### [GOAL]
Give the data a second time, exactly and in full.

Figure collection entries:

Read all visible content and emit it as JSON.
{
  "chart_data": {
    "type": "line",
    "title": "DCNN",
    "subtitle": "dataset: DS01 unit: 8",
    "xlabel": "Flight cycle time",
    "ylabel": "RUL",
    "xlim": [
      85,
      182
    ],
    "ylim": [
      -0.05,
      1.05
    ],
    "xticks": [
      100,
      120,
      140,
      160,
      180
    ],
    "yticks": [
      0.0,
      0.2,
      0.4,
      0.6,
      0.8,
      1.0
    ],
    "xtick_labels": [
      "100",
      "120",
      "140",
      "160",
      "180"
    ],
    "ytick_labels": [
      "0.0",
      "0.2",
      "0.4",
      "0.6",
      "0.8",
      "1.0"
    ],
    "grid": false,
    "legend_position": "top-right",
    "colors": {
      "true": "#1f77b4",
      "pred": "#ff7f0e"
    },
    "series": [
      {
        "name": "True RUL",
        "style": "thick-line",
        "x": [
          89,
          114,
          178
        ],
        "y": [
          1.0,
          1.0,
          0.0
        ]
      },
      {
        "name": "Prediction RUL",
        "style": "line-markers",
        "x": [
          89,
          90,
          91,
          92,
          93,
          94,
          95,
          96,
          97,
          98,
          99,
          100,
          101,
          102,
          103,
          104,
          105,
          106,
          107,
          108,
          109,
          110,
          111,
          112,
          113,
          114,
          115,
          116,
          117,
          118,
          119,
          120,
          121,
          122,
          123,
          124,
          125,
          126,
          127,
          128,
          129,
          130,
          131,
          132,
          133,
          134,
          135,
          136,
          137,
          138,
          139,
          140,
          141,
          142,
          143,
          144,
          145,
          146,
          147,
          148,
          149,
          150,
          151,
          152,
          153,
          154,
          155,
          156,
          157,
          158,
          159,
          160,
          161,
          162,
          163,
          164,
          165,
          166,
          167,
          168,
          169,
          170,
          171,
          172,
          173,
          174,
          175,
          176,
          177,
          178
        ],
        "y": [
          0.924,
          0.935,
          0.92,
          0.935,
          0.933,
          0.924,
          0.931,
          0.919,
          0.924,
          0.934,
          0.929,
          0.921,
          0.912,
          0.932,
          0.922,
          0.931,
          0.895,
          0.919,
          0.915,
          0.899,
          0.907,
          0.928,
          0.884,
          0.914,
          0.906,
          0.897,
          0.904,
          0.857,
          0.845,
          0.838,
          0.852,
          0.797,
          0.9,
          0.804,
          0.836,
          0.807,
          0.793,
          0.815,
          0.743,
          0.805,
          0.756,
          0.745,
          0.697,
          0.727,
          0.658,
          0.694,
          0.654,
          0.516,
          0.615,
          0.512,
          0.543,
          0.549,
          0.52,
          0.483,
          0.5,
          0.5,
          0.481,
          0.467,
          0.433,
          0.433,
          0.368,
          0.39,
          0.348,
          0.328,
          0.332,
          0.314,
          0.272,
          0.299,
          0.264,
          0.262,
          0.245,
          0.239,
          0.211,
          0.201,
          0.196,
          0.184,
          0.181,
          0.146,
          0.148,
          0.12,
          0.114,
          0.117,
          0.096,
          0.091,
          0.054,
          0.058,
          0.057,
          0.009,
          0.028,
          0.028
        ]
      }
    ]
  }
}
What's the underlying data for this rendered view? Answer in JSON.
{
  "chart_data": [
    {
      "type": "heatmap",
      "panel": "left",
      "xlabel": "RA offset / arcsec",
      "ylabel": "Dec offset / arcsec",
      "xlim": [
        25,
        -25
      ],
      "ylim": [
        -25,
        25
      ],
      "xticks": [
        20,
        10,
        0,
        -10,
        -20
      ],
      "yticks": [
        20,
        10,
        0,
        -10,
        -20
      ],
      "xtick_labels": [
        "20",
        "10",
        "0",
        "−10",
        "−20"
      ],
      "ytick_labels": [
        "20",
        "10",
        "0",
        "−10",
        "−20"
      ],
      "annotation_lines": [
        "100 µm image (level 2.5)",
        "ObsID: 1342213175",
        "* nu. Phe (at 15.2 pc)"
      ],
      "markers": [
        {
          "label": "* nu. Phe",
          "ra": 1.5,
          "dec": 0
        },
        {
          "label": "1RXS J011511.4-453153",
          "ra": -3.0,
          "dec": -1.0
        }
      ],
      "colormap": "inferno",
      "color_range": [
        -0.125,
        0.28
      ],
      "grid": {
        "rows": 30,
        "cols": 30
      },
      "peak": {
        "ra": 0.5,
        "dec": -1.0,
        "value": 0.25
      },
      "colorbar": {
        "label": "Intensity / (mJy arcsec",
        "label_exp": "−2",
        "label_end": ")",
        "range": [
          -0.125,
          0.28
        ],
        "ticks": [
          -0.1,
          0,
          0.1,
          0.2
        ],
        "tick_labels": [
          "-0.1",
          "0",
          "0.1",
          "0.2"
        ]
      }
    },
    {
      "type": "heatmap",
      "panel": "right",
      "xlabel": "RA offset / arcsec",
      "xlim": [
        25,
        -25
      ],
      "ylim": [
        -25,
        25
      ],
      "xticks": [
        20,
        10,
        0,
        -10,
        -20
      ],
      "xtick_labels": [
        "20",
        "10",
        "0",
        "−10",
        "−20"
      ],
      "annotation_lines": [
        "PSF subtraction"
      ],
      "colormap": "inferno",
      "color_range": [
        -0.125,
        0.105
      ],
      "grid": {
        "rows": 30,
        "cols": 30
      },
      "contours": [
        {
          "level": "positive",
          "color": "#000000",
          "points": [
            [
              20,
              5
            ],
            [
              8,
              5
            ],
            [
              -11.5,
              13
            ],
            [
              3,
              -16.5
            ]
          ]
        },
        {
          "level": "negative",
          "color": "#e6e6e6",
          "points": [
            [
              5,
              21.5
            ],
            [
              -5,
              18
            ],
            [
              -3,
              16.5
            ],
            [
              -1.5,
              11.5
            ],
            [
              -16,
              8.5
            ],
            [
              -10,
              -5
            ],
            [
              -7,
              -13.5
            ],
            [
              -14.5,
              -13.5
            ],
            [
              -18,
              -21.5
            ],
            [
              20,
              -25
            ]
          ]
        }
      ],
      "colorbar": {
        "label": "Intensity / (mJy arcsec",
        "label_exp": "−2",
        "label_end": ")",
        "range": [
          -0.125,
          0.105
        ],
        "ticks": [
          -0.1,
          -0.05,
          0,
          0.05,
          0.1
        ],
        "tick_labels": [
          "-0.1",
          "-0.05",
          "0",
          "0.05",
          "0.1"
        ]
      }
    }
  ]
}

### [REPLY]
Read all visible content and emit it as JSON.
{
  "chart_data": {
    "type": "line",
    "title": "DCNN",
    "subtitle": "dataset: DS01 unit: 8",
    "xlabel": "Flight cycle time",
    "ylabel": "RUL",
    "xlim": [
      85,
      182
    ],
    "ylim": [
      -0.05,
      1.05
    ],
    "xticks": [
      100,
      120,
      140,
      160,
      180
    ],
    "yticks": [
      0.0,
      0.2,
      0.4,
      0.6,
      0.8,
      1.0
    ],
    "xtick_labels": [
      "100",
      "120",
      "140",
      "160",
      "180"
    ],
    "ytick_labels": [
      "0.0",
      "0.2",
      "0.4",
      "0.6",
      "0.8",
      "1.0"
    ],
    "grid": false,
    "legend_position": "top-right",
    "colors": {
      "true": "#1f77b4",
      "pred": "#ff7f0e"
    },
    "series": [
      {
        "name": "True RUL",
        "style": "thick-line",
        "x": [
          89,
          114,
          178
        ],
        "y": [
          1.0,
          1.0,
          0.0
        ]
      },
      {
        "name": "Prediction RUL",
        "style": "line-markers",
        "x": [
          89,
          90,
          91,
          92,
          93,
          94,
          95,
          96,
          97,
          98,
          99,
          100,
          101,
          102,
          103,
          104,
          105,
          106,
          107,
          108,
          109,
          110,
          111,
          112,
          113,
          114,
          115,
          116,
          117,
          118,
          119,
          120,
          121,
          122,
          123,
          124,
          125,
          126,
          127,
          128,
          129,
          130,
          131,
          132,
          133,
          134,
          135,
          136,
          137,
          138,
          139,
          140,
          141,
          142,
          143,
          144,
          145,
          146,
          147,
          148,
          149,
          150,
          151,
          152,
          153,
          154,
          155,
          156,
          157,
          158,
          159,
          160,
          161,
          162,
          163,
          164,
          165,
          166,
          167,
          168,
          169,
          170,
          171,
          172,
          173,
          174,
          175,
          176,
          177,
          178
        ],
        "y": [
          0.924,
          0.935,
          0.92,
          0.935,
          0.933,
          0.924,
          0.931,
          0.919,
          0.924,
          0.934,
          0.929,
          0.921,
          0.912,
          0.932,
          0.922,
          0.931,
          0.895,
          0.919,
          0.915,
          0.899,
          0.907,
          0.928,
          0.884,
          0.914,
          0.906,
          0.897,
          0.904,
          0.857,
          0.845,
          0.838,
          0.852,
          0.797,
          0.9,
          0.804,
          0.836,
          0.807,
          0.793,
          0.815,
          0.743,
          0.805,
          0.756,
          0.745,
          0.697,
          0.727,
          0.658,
          0.694,
          0.654,
          0.516,
          0.615,
          0.512,
          0.543,
          0.549,
          0.52,
          0.483,
          0.5,
          0.5,
          0.481,
          0.467,
          0.433,
          0.433,
          0.368,
          0.39,
          0.348,
          0.328,
          0.332,
          0.314,
          0.272,
          0.299,
          0.264,
          0.262,
          0.245,
          0.239,
          0.211,
          0.201,
          0.196,
          0.184,
          0.181,
          0.146,
          0.148,
          0.12,
          0.114,
          0.117,
          0.096,
          0.091,
          0.054,
          0.058,
          0.057,
          0.009,
          0.028,
          0.028
        ]
      }
    ]
  }
}
What's the underlying data for this rendered view? Answer in JSON.
{
  "chart_data": [
    {
      "type": "heatmap",
      "panel": "left",
      "xlabel": "RA offset / arcsec",
      "ylabel": "Dec offset / arcsec",
      "xlim": [
        25,
        -25
      ],
      "ylim": [
        -25,
        25
      ],
      "xticks": [
        20,
        10,
        0,
        -10,
        -20
      ],
      "yticks": [
        20,
        10,
        0,
        -10,
        -20
      ],
      "xtick_labels": [
        "20",
        "10",
        "0",
        "−10",
        "−20"
      ],
      "ytick_labels": [
        "20",
        "10",
        "0",
        "−10",
        "−20"
      ],
      "annotation_lines": [
        "100 µm image (level 2.5)",
        "ObsID: 1342213175",
        "* nu. Phe (at 15.2 pc)"
      ],
      "markers": [
        {
          "label": "* nu. Phe",
          "ra": 1.5,
          "dec": 0
        },
        {
          "label": "1RXS J011511.4-453153",
          "ra": -3.0,
          "dec": -1.0
        }
      ],
      "colormap": "inferno",
      "color_range": [
        -0.125,
        0.28
      ],
      "grid": {
        "rows": 30,
        "cols": 30
      },
      "peak": {
        "ra": 0.5,
        "dec": -1.0,
        "value": 0.25
      },
      "colorbar": {
        "label": "Intensity / (mJy arcsec",
        "label_exp": "−2",
        "label_end": ")",
        "range": [
          -0.125,
          0.28
        ],
        "ticks": [
          -0.1,
          0,
          0.1,
          0.2
        ],
        "tick_labels": [
          "-0.1",
          "0",
          "0.1",
          "0.2"
        ]
      }
    },
    {
      "type": "heatmap",
      "panel": "right",
      "xlabel": "RA offset / arcsec",
      "xlim": [
        25,
        -25
      ],
      "ylim": [
        -25,
        25
      ],
      "xticks": [
        20,
        10,
        0,
        -10,
        -20
      ],
      "xtick_labels": [
        "20",
        "10",
        "0",
        "−10",
        "−20"
      ],
      "annotation_lines": [
        "PSF subtraction"
      ],
      "colormap": "inferno",
      "color_range": [
        -0.125,
        0.105
      ],
      "grid": {
        "rows": 30,
        "cols": 30
      },
      "contours": [
        {
          "level": "positive",
          "color": "#000000",
          "points": [
            [
              20,
              5
            ],
            [
              8,
              5
            ],
            [
              -11.5,
              13
            ],
            [
              3,
              -16.5
            ]
          ]
        },
        {
          "level": "negative",
          "color": "#e6e6e6",
          "points": [
            [
              5,
              21.5
            ],
            [
              -5,
              18
            ],
            [
              -3,
              16.5
            ],
            [
              -1.5,
              11.5
            ],
            [
              -16,
              8.5
            ],
            [
              -10,
              -5
            ],
            [
              -7,
              -13.5
            ],
            [
              -14.5,
              -13.5
            ],
            [
              -18,
              -21.5
            ],
            [
              20,
              -25
            ]
          ]
        }
      ],
      "colorbar": {
        "label": "Intensity / (mJy arcsec",
        "label_exp": "−2",
        "label_end": ")",
        "range": [
          -0.125,
          0.105
        ],
        "ticks": [
          -0.1,
          -0.05,
          0,
          0.05,
          0.1
        ],
        "tick_labels": [
          "-0.1",
          "-0.05",
          "0",
          "0.05",
          "0.1"
        ]
      }
    }
  ]
}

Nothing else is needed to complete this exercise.